Stored entries
┌────────

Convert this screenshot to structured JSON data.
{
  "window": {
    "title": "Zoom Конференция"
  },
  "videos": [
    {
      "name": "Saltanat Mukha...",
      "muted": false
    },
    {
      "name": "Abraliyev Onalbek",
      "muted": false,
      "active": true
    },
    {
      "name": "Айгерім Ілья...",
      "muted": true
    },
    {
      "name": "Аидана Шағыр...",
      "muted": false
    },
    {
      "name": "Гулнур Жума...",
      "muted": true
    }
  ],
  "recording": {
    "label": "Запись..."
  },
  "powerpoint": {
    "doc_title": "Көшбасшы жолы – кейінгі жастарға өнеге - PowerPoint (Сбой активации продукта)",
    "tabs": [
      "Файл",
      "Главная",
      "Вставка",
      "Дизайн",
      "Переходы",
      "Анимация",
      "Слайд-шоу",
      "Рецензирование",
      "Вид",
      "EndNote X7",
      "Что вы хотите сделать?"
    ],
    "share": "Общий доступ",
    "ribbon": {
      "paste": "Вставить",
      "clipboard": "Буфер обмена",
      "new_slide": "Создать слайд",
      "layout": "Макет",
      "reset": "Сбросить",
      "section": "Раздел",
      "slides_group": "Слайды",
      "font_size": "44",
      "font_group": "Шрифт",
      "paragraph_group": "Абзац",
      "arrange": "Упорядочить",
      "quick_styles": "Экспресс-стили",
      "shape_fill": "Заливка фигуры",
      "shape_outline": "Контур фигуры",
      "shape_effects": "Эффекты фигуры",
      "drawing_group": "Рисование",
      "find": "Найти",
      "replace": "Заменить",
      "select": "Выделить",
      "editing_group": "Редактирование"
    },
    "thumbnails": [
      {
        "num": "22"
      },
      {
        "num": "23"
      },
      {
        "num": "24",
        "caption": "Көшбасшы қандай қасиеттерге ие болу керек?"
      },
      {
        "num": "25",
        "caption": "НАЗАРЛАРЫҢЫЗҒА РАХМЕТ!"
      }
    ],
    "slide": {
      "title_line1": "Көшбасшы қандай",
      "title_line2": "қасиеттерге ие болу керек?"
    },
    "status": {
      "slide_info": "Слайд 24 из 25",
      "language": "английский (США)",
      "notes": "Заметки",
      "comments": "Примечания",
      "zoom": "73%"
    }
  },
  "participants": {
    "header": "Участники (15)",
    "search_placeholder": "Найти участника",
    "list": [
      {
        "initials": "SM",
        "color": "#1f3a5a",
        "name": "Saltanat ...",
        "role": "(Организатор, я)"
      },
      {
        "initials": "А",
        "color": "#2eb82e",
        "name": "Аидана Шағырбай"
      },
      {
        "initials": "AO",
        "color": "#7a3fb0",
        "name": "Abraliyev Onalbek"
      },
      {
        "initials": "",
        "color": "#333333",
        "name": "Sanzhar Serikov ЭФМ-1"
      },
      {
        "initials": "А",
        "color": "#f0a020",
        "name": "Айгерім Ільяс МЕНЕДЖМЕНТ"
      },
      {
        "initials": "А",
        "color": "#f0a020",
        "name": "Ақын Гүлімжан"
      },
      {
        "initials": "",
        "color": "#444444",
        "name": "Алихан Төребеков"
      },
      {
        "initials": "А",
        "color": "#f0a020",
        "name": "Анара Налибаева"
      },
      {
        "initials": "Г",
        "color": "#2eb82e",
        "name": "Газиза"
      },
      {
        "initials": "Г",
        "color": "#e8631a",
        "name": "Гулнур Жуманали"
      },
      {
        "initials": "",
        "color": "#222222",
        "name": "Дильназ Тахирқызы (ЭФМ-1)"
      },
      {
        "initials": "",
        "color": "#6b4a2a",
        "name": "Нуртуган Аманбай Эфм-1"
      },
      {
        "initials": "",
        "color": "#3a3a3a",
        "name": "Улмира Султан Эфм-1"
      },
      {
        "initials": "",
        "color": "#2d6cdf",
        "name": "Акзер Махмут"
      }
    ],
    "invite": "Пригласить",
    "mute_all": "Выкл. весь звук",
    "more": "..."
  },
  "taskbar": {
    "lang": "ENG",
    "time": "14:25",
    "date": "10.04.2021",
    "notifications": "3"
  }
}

└────────

THE PROBLEM ▸ Return the material exactly as it stands.

RESULT OF THIS EXERCISE ▸
Convert this screenshot to structured JSON data.
{
  "window": {
    "title": "Zoom Конференция"
  },
  "videos": [
    {
      "name": "Saltanat Mukha...",
      "muted": false
    },
    {
      "name": "Abraliyev Onalbek",
      "muted": false,
      "active": true
    },
    {
      "name": "Айгерім Ілья...",
      "muted": true
    },
    {
      "name": "Аидана Шағыр...",
      "muted": false
    },
    {
      "name": "Гулнур Жума...",
      "muted": true
    }
  ],
  "recording": {
    "label": "Запись..."
  },
  "powerpoint": {
    "doc_title": "Көшбасшы жолы – кейінгі жастарға өнеге - PowerPoint (Сбой активации продукта)",
    "tabs": [
      "Файл",
      "Главная",
      "Вставка",
      "Дизайн",
      "Переходы",
      "Анимация",
      "Слайд-шоу",
      "Рецензирование",
      "Вид",
      "EndNote X7",
      "Что вы хотите сделать?"
    ],
    "share": "Общий доступ",
    "ribbon": {
      "paste": "Вставить",
      "clipboard": "Буфер обмена",
      "new_slide": "Создать слайд",
      "layout": "Макет",
      "reset": "Сбросить",
      "section": "Раздел",
      "slides_group": "Слайды",
      "font_size": "44",
      "font_group": "Шрифт",
      "paragraph_group": "Абзац",
      "arrange": "Упорядочить",
      "quick_styles": "Экспресс-стили",
      "shape_fill": "Заливка фигуры",
      "shape_outline": "Контур фигуры",
      "shape_effects": "Эффекты фигуры",
      "drawing_group": "Рисование",
      "find": "Найти",
      "replace": "Заменить",
      "select": "Выделить",
      "editing_group": "Редактирование"
    },
    "thumbnails": [
      {
        "num": "22"
      },
      {
        "num": "23"
      },
      {
        "num": "24",
        "caption": "Көшбасшы қандай қасиеттерге ие болу керек?"
      },
      {
        "num": "25",
        "caption": "НАЗАРЛАРЫҢЫЗҒА РАХМЕТ!"
      }
    ],
    "slide": {
      "title_line1": "Көшбасшы қандай",
      "title_line2": "қасиеттерге ие болу керек?"
    },
    "status": {
      "slide_info": "Слайд 24 из 25",
      "language": "английский (США)",
      "notes": "Заметки",
      "comments": "Примечания",
      "zoom": "73%"
    }
  },
  "participants": {
    "header": "Участники (15)",
    "search_placeholder": "Найти участника",
    "list": [
      {
        "initials": "SM",
        "color": "#1f3a5a",
        "name": "Saltanat ...",
        "role": "(Организатор, я)"
      },
      {
        "initials": "А",
        "color": "#2eb82e",
        "name": "Аидана Шағырбай"
      },
      {
        "initials": "AO",
        "color": "#7a3fb0",
        "name": "Abraliyev Onalbek"
      },
      {
        "initials": "",
        "color": "#333333",
        "name": "Sanzhar Serikov ЭФМ-1"
      },
      {
        "initials": "А",
        "color": "#f0a020",
        "name": "Айгерім Ільяс МЕНЕДЖМЕНТ"
      },
      {
        "initials": "А",
        "color": "#f0a020",
        "name": "Ақын Гүлімжан"
      },
      {
        "initials": "",
        "color": "#444444",
        "name": "Алихан Төребеков"
      },
      {
        "initials": "А",
        "color": "#f0a020",
        "name": "Анара Налибаева"
      },
      {
        "initials": "Г",
        "color": "#2eb82e",
        "name": "Газиза"
      },
      {
        "initials": "Г",
        "color": "#e8631a",
        "name": "Гулнур Жуманали"
      },
      {
        "initials": "",
        "color": "#222222",
        "name": "Дильназ Тахирқызы (ЭФМ-1)"
      },
      {
        "initials": "",
        "color": "#6b4a2a",
        "name": "Нуртуган Аманбай Эфм-1"
      },
      {
        "initials": "",
        "color": "#3a3a3a",
        "name": "Улмира Султан Эфм-1"
      },
      {
        "initials": "",
        "color": "#2d6cdf",
        "name": "Акзер Махмут"
      }
    ],
    "invite": "Пригласить",
    "mute_all": "Выкл. весь звук",
    "more": "..."
  },
  "taskbar": {
    "lang": "ENG",
    "time": "14:25",
    "date": "10.04.2021",
    "notifications": "3"
  }
}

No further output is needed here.